• LISTED ENTRIES:
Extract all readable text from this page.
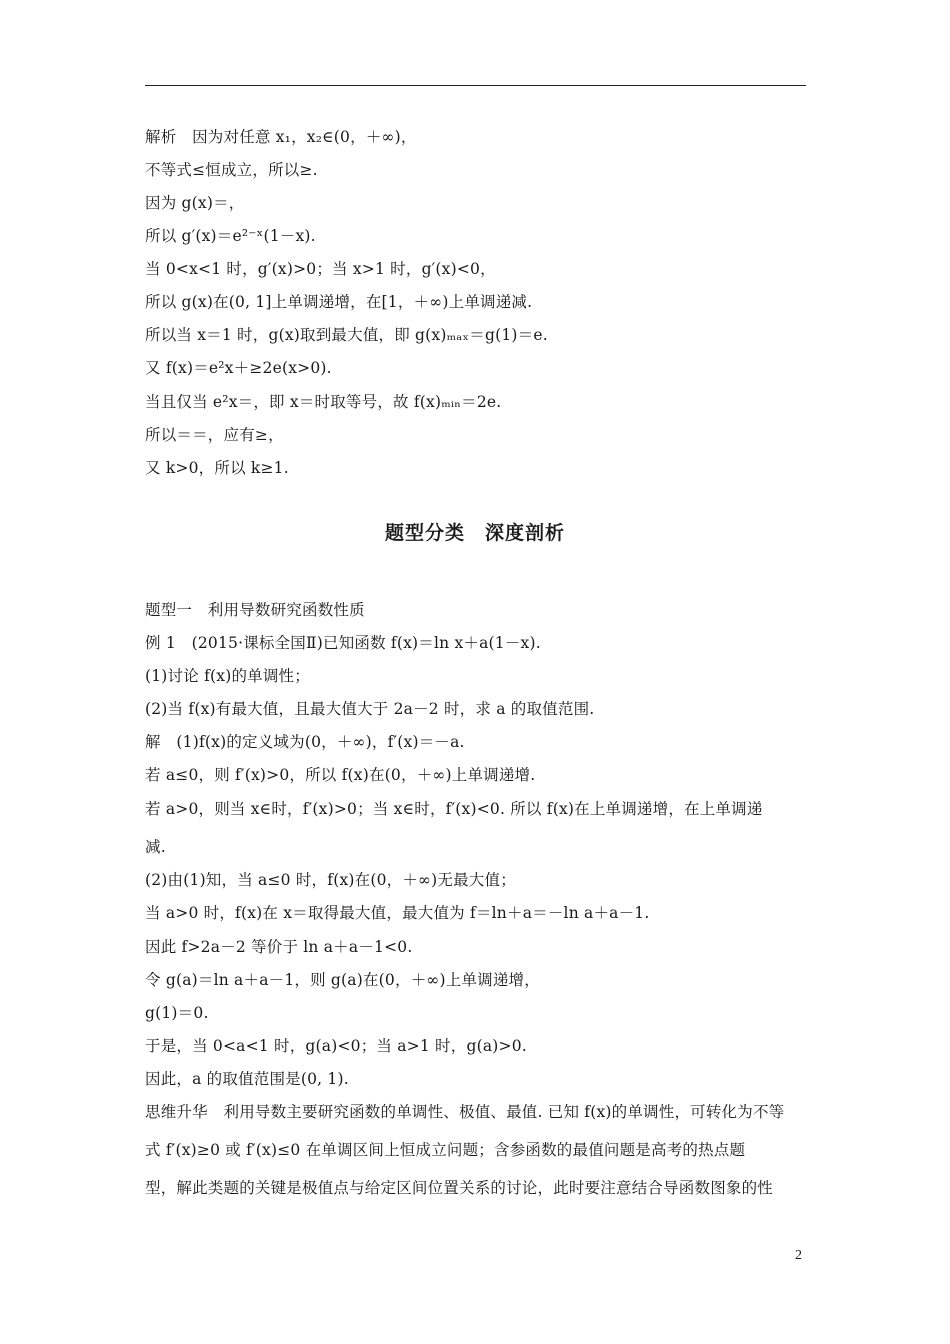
解析　因为对任意 x₁，x₂∈(0，＋∞)，
不等式≤恒成立，所以≥.
因为 g(x)＝，
所以 g′(x)＝e²⁻ˣ(1－x).
当 0<x<1 时，g′(x)>0；当 x>1 时，g′(x)<0，
所以 g(x)在(0, 1]上单调递增，在[1，＋∞)上单调递减.
所以当 x＝1 时，g(x)取到最大值，即 g(x)ₘₐₓ＝g(1)＝e.
又 f(x)＝e²x＋≥2e(x>0).
当且仅当 e²x＝，即 x＝时取等号，故 f(x)ₘᵢₙ＝2e.
所以＝＝，应有≥，
又 k>0，所以 k≥1.
题型分类　深度剖析
题型一　利用导数研究函数性质
例 1　(2015·课标全国Ⅱ)已知函数 f(x)＝ln x＋a(1－x).
(1)讨论 f(x)的单调性；
(2)当 f(x)有最大值，且最大值大于 2a－2 时，求 a 的取值范围.
解　(1)f(x)的定义域为(0，＋∞)，f′(x)＝－a.
若 a≤0，则 f′(x)>0，所以 f(x)在(0，＋∞)上单调递增.
若 a>0，则当 x∈时，f′(x)>0；当 x∈时，f′(x)<0. 所以 f(x)在上单调递增，在上单调递
减.
(2)由(1)知，当 a≤0 时，f(x)在(0，＋∞)无最大值；
当 a>0 时，f(x)在 x＝取得最大值，最大值为 f＝ln＋a＝－ln a＋a－1.
因此 f>2a－2 等价于 ln a＋a－1<0.
令 g(a)＝ln a＋a－1，则 g(a)在(0，＋∞)上单调递增，
g(1)＝0.
于是，当 0<a<1 时，g(a)<0；当 a>1 时，g(a)>0.
因此，a 的取值范围是(0, 1).
思维升华　利用导数主要研究函数的单调性、极值、最值. 已知 f(x)的单调性，可转化为不等
式 f′(x)≥0 或 f′(x)≤0 在单调区间上恒成立问题；含参函数的最值问题是高考的热点题
型，解此类题的关键是极值点与给定区间位置关系的讨论，此时要注意结合导函数图象的性
2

• GIVEN REQUEST: In the records above, locate each line with the word "的单调性". Copy all such lines.

• RESPONSE FOR THIS EXERCISE:
(1)讨论 f(x)的单调性；
思维升华　利用导数主要研究函数的单调性、极值、最值. 已知 f(x)的单调性，可转化为不等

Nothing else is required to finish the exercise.